SET PROBLEM: Transcribe each record below word for word.

● ● ● ● ● ● ●

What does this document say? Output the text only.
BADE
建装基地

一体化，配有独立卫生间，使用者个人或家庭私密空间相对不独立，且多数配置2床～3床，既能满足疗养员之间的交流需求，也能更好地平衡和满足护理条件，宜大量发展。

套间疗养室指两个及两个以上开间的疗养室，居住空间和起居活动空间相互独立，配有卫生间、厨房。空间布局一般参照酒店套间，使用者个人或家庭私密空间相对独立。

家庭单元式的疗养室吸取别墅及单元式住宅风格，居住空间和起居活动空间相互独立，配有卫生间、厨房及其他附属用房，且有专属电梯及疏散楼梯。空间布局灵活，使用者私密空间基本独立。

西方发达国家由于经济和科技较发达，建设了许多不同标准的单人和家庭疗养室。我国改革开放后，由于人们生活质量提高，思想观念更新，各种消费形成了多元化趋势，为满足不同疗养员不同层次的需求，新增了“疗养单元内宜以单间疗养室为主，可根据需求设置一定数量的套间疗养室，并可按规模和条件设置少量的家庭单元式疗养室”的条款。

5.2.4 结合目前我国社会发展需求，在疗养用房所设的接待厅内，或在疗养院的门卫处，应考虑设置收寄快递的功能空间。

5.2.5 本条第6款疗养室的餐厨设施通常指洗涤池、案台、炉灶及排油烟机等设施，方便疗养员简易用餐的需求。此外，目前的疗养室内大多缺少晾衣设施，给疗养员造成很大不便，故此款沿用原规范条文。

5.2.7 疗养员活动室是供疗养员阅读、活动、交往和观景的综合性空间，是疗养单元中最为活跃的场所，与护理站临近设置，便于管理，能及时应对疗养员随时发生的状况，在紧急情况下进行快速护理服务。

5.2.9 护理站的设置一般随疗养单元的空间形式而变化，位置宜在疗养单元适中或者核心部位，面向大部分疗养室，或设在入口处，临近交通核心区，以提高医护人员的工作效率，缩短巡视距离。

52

● ● ● ● ● ● ●

REPLY TO THE TASK:
What does this document say? Output the text only.
BADE
建装基地

一体化，配有独立卫生间，使用者个人或家庭私密空间相对不独立，且多数配置2床～3床，既能满足疗养员之间的交流需求，也能更好地平衡和满足护理条件，宜大量发展。

套间疗养室指两个及两个以上开间的疗养室，居住空间和起居活动空间相互独立，配有卫生间、厨房。空间布局一般参照酒店套间，使用者个人或家庭私密空间相对独立。

家庭单元式的疗养室吸取别墅及单元式住宅风格，居住空间和起居活动空间相互独立，配有卫生间、厨房及其他附属用房，且有专属电梯及疏散楼梯。空间布局灵活，使用者私密空间基本独立。

西方发达国家由于经济和科技较发达，建设了许多不同标准的单人和家庭疗养室。我国改革开放后，由于人们生活质量提高，思想观念更新，各种消费形成了多元化趋势，为满足不同疗养员不同层次的需求，新增了“疗养单元内宜以单间疗养室为主，可根据需求设置一定数量的套间疗养室，并可按规模和条件设置少量的家庭单元式疗养室”的条款。

5.2.4 结合目前我国社会发展需求，在疗养用房所设的接待厅内，或在疗养院的门卫处，应考虑设置收寄快递的功能空间。

5.2.5 本条第6款疗养室的餐厨设施通常指洗涤池、案台、炉灶及排油烟机等设施，方便疗养员简易用餐的需求。此外，目前的疗养室内大多缺少晾衣设施，给疗养员造成很大不便，故此款沿用原规范条文。

5.2.7 疗养员活动室是供疗养员阅读、活动、交往和观景的综合性空间，是疗养单元中最为活跃的场所，与护理站临近设置，便于管理，能及时应对疗养员随时发生的状况，在紧急情况下进行快速护理服务。

5.2.9 护理站的设置一般随疗养单元的空间形式而变化，位置宜在疗养单元适中或者核心部位，面向大部分疗养室，或设在入口处，临近交通核心区，以提高医护人员的工作效率，缩短巡视距离。

52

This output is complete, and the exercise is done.